**Items listed in a dataset:**
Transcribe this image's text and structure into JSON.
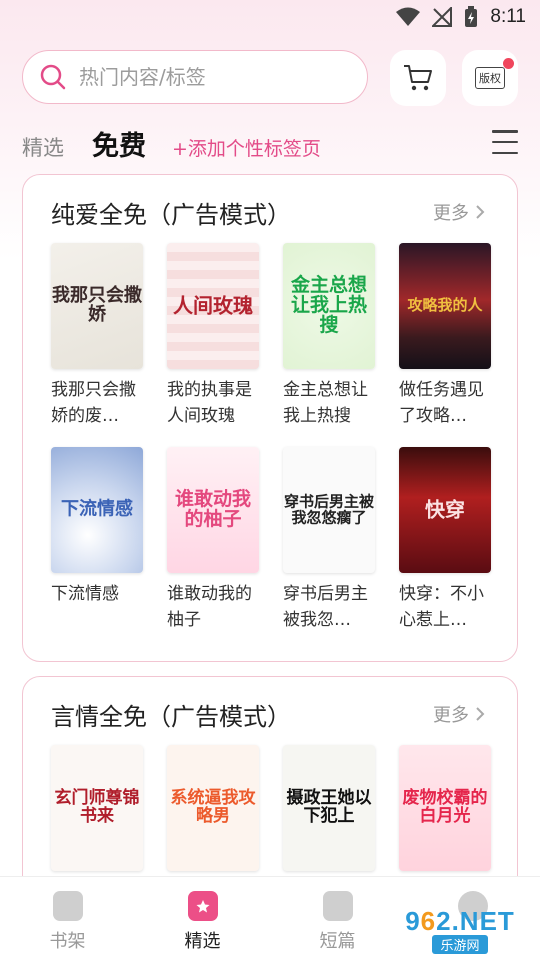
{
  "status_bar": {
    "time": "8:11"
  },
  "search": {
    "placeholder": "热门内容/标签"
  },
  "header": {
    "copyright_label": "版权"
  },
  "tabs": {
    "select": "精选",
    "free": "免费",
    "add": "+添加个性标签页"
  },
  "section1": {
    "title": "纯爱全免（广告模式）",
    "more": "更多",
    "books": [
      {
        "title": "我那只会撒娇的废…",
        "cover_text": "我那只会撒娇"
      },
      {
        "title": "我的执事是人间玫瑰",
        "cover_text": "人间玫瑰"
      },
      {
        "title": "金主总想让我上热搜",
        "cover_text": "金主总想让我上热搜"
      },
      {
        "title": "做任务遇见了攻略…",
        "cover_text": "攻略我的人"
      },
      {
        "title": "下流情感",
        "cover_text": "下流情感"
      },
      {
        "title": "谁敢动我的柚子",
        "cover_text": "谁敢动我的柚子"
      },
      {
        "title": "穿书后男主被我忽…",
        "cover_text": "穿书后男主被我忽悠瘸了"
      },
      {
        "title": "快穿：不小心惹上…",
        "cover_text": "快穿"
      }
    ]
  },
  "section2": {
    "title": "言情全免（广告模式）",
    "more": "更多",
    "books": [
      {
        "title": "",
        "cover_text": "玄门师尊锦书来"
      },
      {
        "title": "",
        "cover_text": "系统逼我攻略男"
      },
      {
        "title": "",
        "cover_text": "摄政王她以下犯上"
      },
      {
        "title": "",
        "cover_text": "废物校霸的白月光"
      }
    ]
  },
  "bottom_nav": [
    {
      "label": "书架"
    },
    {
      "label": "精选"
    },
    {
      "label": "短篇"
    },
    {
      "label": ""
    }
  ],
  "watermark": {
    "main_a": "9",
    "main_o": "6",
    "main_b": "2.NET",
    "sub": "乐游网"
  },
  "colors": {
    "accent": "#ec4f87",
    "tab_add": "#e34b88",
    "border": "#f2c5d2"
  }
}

**What you need to do:** Copy out every line of the data that includes "金主总想让我上热搜".

**Result for this task:**
        "title": "金主总想让我上热搜",
        "cover_text": "金主总想让我上热搜"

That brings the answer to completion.